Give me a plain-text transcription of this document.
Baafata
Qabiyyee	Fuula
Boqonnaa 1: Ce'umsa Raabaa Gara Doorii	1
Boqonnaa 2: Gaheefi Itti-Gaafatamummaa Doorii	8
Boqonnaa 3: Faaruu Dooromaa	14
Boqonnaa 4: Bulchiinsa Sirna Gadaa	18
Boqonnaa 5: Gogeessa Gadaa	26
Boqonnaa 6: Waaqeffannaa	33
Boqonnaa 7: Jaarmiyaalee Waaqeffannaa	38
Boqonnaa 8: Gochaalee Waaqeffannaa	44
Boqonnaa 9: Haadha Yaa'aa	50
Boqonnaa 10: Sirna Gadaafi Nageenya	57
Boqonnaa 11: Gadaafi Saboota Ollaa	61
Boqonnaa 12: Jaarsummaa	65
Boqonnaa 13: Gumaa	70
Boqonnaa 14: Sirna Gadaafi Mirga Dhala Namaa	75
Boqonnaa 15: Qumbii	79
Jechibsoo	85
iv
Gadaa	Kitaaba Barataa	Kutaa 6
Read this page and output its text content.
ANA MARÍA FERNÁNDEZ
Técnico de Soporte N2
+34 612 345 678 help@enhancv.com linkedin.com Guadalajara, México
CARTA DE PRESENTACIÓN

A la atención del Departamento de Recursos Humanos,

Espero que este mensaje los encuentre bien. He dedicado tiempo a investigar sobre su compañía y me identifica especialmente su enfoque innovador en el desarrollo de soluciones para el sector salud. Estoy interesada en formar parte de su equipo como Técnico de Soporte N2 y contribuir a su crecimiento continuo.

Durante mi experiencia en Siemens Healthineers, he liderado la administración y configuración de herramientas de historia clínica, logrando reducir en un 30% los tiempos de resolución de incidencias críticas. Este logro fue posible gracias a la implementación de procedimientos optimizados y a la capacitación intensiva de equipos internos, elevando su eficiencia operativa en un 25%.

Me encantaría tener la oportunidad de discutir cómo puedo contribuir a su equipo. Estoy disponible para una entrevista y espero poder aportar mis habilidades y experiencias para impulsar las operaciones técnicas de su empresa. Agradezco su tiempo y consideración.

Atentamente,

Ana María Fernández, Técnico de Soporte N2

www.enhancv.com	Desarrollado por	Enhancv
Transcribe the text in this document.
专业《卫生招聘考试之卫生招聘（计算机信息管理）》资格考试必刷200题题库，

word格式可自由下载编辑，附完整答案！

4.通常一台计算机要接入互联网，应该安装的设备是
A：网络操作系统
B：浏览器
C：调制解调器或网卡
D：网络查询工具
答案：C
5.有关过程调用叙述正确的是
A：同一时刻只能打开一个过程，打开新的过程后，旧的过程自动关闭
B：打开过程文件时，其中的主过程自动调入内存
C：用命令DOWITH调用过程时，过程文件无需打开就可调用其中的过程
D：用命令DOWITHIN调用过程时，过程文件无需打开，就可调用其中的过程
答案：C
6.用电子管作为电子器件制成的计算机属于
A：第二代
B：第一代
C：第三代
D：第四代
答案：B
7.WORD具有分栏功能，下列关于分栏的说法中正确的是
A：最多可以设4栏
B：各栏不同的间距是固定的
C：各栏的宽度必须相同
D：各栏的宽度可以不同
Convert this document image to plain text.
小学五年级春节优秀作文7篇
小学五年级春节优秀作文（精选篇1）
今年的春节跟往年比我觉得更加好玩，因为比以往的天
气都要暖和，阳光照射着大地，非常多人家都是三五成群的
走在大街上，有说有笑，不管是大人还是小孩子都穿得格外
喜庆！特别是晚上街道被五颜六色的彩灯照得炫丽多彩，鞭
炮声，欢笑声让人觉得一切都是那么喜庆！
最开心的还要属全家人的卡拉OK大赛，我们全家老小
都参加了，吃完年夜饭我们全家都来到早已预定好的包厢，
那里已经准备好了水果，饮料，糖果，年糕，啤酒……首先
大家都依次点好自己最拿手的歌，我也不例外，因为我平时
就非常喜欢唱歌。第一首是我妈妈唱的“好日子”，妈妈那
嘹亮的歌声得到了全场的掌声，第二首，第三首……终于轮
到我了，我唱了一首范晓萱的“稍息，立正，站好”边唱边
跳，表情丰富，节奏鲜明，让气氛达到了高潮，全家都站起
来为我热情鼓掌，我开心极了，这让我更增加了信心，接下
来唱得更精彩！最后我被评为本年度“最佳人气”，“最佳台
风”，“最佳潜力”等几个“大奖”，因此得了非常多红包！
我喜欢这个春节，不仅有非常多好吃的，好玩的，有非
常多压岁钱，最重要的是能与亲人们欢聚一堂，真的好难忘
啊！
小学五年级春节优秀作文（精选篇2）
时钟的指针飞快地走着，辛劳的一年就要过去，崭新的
--------
Take every line from the records above that has the word "this" and copy it.

Give me a plain-text transcription of this document.
Read this page and output its text content.
Transcribe the text in this document.
Convert this document image to plain text.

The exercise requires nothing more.